Some records

----------------------------------------

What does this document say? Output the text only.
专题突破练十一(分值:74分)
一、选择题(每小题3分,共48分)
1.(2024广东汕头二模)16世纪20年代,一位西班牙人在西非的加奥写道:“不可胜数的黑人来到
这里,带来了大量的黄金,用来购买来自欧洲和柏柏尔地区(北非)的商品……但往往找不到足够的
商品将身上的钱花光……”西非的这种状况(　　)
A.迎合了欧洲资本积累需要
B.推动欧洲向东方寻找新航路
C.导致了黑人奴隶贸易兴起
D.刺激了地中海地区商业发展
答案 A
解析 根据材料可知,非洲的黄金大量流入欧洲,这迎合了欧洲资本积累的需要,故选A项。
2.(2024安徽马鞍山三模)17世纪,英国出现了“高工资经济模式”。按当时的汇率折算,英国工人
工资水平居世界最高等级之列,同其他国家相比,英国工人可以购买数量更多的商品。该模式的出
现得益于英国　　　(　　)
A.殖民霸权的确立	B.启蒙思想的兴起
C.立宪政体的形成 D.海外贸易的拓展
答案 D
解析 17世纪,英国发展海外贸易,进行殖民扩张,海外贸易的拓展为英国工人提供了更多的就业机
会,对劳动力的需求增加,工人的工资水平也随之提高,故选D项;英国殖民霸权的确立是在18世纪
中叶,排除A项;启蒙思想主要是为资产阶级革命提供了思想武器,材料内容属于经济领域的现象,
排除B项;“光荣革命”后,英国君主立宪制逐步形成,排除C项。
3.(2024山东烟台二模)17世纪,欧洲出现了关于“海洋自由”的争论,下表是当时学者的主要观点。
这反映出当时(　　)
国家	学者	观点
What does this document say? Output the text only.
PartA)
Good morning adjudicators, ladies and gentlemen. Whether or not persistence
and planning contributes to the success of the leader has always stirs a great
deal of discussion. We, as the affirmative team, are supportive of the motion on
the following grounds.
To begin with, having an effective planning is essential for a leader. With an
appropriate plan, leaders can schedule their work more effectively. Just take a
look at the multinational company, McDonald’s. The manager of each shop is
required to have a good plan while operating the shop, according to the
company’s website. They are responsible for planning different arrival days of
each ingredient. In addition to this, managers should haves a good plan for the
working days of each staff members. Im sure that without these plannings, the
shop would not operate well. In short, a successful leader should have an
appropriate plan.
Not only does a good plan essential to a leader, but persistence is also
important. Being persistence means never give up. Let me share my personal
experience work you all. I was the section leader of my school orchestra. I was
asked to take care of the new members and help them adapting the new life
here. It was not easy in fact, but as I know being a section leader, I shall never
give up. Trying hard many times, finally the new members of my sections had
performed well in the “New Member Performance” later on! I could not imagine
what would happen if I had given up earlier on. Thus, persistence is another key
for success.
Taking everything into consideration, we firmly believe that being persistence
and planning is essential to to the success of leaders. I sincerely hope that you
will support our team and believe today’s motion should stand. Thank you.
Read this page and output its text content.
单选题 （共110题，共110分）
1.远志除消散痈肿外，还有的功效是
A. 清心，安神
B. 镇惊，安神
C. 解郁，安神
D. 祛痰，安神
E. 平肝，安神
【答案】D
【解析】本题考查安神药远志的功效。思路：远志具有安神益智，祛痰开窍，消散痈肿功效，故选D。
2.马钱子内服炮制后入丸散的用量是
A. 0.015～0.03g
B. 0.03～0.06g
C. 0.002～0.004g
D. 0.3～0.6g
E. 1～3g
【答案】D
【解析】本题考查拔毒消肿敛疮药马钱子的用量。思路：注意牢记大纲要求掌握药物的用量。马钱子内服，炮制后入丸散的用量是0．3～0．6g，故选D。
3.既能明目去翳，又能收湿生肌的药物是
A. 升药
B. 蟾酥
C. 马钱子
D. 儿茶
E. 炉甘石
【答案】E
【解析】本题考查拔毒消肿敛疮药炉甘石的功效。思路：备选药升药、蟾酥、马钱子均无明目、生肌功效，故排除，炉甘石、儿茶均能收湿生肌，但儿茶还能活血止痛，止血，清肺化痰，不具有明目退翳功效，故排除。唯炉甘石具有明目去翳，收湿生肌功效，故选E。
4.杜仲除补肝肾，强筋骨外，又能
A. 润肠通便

----------------------------------------

TASK DESCRIPTION.
Select every line above that contains the word "this", and copy it.

SOLUTION.
What does this document say? Output the text only.
What does this document say? Output the text only.
each ingredient. In addition to this, managers should haves a good plan for the
Read this page and output its text content.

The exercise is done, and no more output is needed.